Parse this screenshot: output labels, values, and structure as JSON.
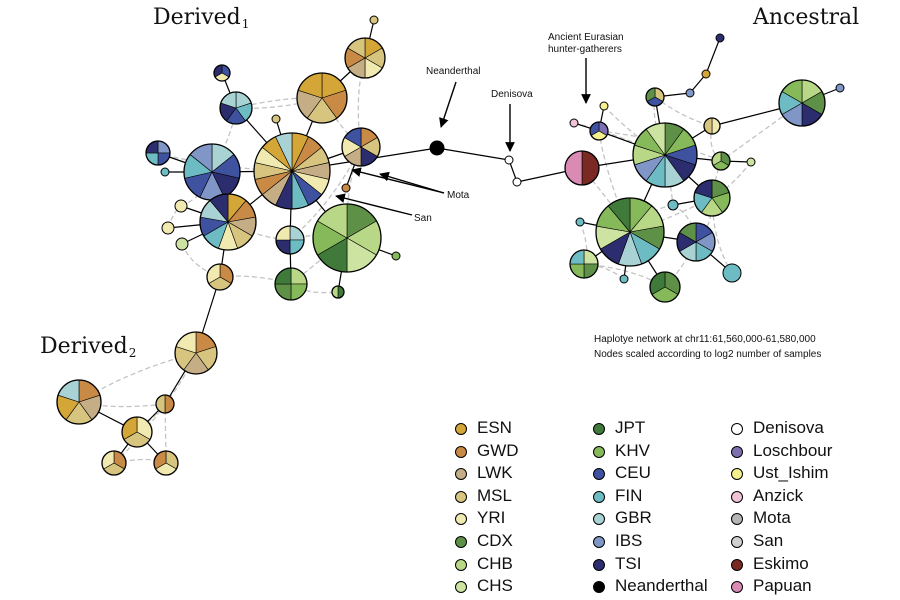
{
  "labels": {
    "derived1": "Derived",
    "derived1_sub": "1",
    "derived2": "Derived",
    "derived2_sub": "2",
    "ancestral": "Ancestral",
    "neanderthal": "Neanderthal",
    "denisova": "Denisova",
    "ancient_line1": "Ancient Eurasian",
    "ancient_line2": "hunter-gatherers",
    "mota": "Mota",
    "san": "San"
  },
  "caption": {
    "line1": "Haplotye network at chr11:61,560,000-61,580,000",
    "line2": "Nodes scaled according to log2 number of samples"
  },
  "legend": [
    {
      "label": "ESN",
      "color": "#d4a637"
    },
    {
      "label": "GWD",
      "color": "#c98a45"
    },
    {
      "label": "LWK",
      "color": "#c5ad85"
    },
    {
      "label": "MSL",
      "color": "#d6c47f"
    },
    {
      "label": "YRI",
      "color": "#f1eab0"
    },
    {
      "label": "CDX",
      "color": "#5e9147"
    },
    {
      "label": "CHB",
      "color": "#b9d887"
    },
    {
      "label": "CHS",
      "color": "#cde3a2"
    },
    {
      "label": "JPT",
      "color": "#3f7a3a"
    },
    {
      "label": "KHV",
      "color": "#86b95a"
    },
    {
      "label": "CEU",
      "color": "#3e52a0"
    },
    {
      "label": "FIN",
      "color": "#6dbcc4"
    },
    {
      "label": "GBR",
      "color": "#a9d2d4"
    },
    {
      "label": "IBS",
      "color": "#7f96c7"
    },
    {
      "label": "TSI",
      "color": "#2c2d6e"
    },
    {
      "label": "Neanderthal",
      "color": "#000000"
    },
    {
      "label": "Denisova",
      "color": "#ffffff"
    },
    {
      "label": "Loschbour",
      "color": "#7e70b0"
    },
    {
      "label": "Ust_Ishim",
      "color": "#f4f08d"
    },
    {
      "label": "Anzick",
      "color": "#f2c3d6"
    },
    {
      "label": "Mota",
      "color": "#b5b5b5"
    },
    {
      "label": "San",
      "color": "#d0d0d0"
    },
    {
      "label": "Eskimo",
      "color": "#7a2a22"
    },
    {
      "label": "Papuan",
      "color": "#d98bb3"
    }
  ]
}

********

■ TASK TO COMPLETE ■
The listing above needs to be output again exactly. Don't include the pictures.

■ TASK RESULT ■
Parse this screenshot: output labels, values, and structure as JSON.
{
  "labels": {
    "derived1": "Derived",
    "derived1_sub": "1",
    "derived2": "Derived",
    "derived2_sub": "2",
    "ancestral": "Ancestral",
    "neanderthal": "Neanderthal",
    "denisova": "Denisova",
    "ancient_line1": "Ancient Eurasian",
    "ancient_line2": "hunter-gatherers",
    "mota": "Mota",
    "san": "San"
  },
  "caption": {
    "line1": "Haplotye network at chr11:61,560,000-61,580,000",
    "line2": "Nodes scaled according to log2 number of samples"
  },
  "legend": [
    {
      "label": "ESN",
      "color": "#d4a637"
    },
    {
      "label": "GWD",
      "color": "#c98a45"
    },
    {
      "label": "LWK",
      "color": "#c5ad85"
    },
    {
      "label": "MSL",
      "color": "#d6c47f"
    },
    {
      "label": "YRI",
      "color": "#f1eab0"
    },
    {
      "label": "CDX",
      "color": "#5e9147"
    },
    {
      "label": "CHB",
      "color": "#b9d887"
    },
    {
      "label": "CHS",
      "color": "#cde3a2"
    },
    {
      "label": "JPT",
      "color": "#3f7a3a"
    },
    {
      "label": "KHV",
      "color": "#86b95a"
    },
    {
      "label": "CEU",
      "color": "#3e52a0"
    },
    {
      "label": "FIN",
      "color": "#6dbcc4"
    },
    {
      "label": "GBR",
      "color": "#a9d2d4"
    },
    {
      "label": "IBS",
      "color": "#7f96c7"
    },
    {
      "label": "TSI",
      "color": "#2c2d6e"
    },
    {
      "label": "Neanderthal",
      "color": "#000000"
    },
    {
      "label": "Denisova",
      "color": "#ffffff"
    },
    {
      "label": "Loschbour",
      "color": "#7e70b0"
    },
    {
      "label": "Ust_Ishim",
      "color": "#f4f08d"
    },
    {
      "label": "Anzick",
      "color": "#f2c3d6"
    },
    {
      "label": "Mota",
      "color": "#b5b5b5"
    },
    {
      "label": "San",
      "color": "#d0d0d0"
    },
    {
      "label": "Eskimo",
      "color": "#7a2a22"
    },
    {
      "label": "Papuan",
      "color": "#d98bb3"
    }
  ]
}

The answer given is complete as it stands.